**Required task**
Find every line below that contains the word "Конверсия" and copy it out.

· · · · · · ·

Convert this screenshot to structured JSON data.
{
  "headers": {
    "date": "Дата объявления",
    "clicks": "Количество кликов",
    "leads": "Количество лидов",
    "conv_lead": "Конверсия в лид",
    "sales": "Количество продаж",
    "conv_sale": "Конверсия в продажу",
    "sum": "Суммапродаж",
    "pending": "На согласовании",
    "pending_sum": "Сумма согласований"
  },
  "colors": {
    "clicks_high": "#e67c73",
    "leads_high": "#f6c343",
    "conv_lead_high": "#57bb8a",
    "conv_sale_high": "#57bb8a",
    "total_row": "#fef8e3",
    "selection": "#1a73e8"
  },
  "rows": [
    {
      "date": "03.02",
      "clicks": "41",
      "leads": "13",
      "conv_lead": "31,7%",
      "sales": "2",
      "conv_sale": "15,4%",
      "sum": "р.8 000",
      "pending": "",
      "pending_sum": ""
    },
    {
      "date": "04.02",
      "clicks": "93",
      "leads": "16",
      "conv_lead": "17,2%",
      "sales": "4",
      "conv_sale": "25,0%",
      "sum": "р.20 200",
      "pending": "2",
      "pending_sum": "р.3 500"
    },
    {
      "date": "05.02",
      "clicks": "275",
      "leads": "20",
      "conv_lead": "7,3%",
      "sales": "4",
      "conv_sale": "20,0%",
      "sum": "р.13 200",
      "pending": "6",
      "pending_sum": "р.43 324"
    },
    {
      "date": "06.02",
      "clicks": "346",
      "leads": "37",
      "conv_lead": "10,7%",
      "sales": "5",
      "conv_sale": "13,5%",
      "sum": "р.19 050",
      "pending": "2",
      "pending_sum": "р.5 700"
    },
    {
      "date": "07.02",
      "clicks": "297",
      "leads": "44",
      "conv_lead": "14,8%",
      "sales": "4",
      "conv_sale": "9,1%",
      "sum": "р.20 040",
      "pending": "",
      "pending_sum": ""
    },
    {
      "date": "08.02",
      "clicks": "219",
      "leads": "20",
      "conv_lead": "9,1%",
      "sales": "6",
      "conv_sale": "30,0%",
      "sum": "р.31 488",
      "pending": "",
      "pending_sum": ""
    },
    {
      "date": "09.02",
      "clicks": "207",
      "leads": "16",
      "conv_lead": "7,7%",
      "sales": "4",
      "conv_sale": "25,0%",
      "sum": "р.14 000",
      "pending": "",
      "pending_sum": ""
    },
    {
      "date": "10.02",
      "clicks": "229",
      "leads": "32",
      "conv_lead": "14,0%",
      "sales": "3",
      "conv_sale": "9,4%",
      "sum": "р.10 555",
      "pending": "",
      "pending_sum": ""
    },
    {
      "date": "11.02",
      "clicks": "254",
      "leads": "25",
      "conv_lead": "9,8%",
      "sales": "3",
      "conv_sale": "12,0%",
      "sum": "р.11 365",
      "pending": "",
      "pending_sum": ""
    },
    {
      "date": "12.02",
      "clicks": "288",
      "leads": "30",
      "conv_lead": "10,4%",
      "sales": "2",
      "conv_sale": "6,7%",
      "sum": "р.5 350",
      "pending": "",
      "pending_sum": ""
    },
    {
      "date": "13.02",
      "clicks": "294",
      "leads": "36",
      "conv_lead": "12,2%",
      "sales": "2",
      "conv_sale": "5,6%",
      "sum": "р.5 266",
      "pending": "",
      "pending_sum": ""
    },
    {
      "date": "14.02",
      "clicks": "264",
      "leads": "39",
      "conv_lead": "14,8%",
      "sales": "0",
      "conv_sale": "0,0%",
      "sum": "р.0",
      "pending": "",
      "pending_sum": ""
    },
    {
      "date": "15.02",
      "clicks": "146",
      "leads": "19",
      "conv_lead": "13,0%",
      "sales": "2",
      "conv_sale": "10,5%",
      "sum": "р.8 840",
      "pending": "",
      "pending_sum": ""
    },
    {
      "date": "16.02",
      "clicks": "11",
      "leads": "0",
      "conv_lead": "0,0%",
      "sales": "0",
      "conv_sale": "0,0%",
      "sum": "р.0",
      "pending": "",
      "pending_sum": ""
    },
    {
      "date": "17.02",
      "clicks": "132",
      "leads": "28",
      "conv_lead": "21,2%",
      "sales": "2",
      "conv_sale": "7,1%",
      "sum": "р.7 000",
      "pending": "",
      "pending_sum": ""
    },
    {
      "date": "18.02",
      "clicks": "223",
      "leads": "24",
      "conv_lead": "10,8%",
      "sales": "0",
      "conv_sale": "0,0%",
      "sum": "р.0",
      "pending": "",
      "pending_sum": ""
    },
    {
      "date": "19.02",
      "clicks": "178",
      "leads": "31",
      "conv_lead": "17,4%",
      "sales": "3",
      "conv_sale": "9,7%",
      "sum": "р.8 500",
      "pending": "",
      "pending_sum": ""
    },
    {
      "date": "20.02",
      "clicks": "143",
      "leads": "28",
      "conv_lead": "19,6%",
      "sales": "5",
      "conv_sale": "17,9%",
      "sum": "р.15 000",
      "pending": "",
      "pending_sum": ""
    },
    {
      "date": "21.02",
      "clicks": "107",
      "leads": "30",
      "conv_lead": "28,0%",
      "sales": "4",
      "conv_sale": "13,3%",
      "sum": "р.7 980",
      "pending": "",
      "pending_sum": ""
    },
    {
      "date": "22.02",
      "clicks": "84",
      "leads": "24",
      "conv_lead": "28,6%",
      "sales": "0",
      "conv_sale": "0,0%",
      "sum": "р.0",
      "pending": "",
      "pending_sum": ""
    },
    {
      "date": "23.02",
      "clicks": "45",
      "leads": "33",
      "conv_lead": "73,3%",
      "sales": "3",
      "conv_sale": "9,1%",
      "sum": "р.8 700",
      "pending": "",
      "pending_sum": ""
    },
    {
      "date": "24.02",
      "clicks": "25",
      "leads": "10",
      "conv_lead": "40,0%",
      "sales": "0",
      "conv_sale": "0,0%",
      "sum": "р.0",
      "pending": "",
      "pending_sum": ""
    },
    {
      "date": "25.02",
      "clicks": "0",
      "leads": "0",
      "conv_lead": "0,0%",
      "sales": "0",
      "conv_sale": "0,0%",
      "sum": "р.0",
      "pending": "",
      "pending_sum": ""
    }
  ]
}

· · · · · · ·

**Result**
    "conv_lead": "Конверсия в лид",
    "conv_sale": "Конверсия в продажу",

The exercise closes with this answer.